» EXERCISE DIRECTIONS: Find the lines holding the word "this" and collect them.

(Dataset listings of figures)
▼▼▼

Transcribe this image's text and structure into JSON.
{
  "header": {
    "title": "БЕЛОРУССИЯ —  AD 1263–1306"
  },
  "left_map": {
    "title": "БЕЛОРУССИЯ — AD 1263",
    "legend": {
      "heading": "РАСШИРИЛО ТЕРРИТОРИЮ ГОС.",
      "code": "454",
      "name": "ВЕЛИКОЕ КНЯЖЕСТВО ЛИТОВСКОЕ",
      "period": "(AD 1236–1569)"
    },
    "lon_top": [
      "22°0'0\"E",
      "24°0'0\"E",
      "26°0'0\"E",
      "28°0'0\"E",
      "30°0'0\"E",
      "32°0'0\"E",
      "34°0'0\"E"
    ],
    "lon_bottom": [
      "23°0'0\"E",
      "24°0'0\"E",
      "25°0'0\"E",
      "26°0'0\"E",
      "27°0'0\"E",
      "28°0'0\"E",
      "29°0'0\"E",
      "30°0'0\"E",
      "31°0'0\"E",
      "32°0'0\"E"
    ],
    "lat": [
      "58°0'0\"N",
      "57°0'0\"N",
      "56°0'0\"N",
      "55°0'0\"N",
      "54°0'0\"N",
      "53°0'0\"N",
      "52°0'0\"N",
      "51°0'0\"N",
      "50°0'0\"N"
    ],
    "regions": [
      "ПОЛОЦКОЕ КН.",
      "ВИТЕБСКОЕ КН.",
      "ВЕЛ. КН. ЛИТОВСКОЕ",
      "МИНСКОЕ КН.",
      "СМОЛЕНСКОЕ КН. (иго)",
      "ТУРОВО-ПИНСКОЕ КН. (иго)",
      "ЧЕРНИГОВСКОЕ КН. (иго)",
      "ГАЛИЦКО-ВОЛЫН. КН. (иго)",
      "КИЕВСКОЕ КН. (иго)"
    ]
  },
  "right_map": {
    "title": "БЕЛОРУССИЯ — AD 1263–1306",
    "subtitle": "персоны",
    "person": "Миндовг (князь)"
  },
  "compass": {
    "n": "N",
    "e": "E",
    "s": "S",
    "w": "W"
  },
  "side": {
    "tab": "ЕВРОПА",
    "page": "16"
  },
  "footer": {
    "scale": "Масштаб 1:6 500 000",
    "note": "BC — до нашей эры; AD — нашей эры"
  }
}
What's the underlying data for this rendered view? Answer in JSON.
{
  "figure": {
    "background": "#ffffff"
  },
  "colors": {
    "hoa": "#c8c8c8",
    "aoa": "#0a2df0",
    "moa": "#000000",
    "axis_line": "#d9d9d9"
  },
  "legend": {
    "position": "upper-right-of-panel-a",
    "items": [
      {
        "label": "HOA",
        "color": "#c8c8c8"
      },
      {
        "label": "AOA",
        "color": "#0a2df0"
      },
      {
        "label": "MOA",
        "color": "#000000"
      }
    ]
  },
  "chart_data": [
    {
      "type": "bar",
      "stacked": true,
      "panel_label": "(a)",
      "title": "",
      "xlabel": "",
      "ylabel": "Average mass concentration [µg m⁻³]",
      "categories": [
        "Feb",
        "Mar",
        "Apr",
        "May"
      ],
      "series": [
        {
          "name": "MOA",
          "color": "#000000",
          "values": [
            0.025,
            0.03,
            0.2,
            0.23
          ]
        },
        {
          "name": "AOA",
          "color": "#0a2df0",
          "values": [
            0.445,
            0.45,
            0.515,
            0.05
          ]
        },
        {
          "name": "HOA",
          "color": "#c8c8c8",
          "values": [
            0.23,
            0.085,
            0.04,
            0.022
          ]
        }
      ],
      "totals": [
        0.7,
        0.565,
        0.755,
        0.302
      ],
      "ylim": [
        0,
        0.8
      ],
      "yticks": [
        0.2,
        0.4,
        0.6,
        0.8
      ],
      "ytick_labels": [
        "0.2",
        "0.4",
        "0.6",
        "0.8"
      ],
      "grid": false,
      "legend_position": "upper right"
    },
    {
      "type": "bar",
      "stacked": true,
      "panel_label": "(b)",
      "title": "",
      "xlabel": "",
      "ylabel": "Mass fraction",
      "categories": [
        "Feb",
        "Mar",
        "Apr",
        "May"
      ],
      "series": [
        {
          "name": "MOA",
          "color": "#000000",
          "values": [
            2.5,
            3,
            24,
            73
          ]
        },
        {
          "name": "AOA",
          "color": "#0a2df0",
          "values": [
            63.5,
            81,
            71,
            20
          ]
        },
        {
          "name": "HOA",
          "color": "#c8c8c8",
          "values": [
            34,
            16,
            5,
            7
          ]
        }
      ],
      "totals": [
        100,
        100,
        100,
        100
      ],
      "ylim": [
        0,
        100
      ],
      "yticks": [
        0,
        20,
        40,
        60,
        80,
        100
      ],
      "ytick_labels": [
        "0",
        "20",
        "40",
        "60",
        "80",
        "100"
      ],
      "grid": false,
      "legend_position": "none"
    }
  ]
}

▲▲▲

» EXERCISE ANSWER:
Transcribe this image's text and structure into JSON.
What's the underlying data for this rendered view? Answer in JSON.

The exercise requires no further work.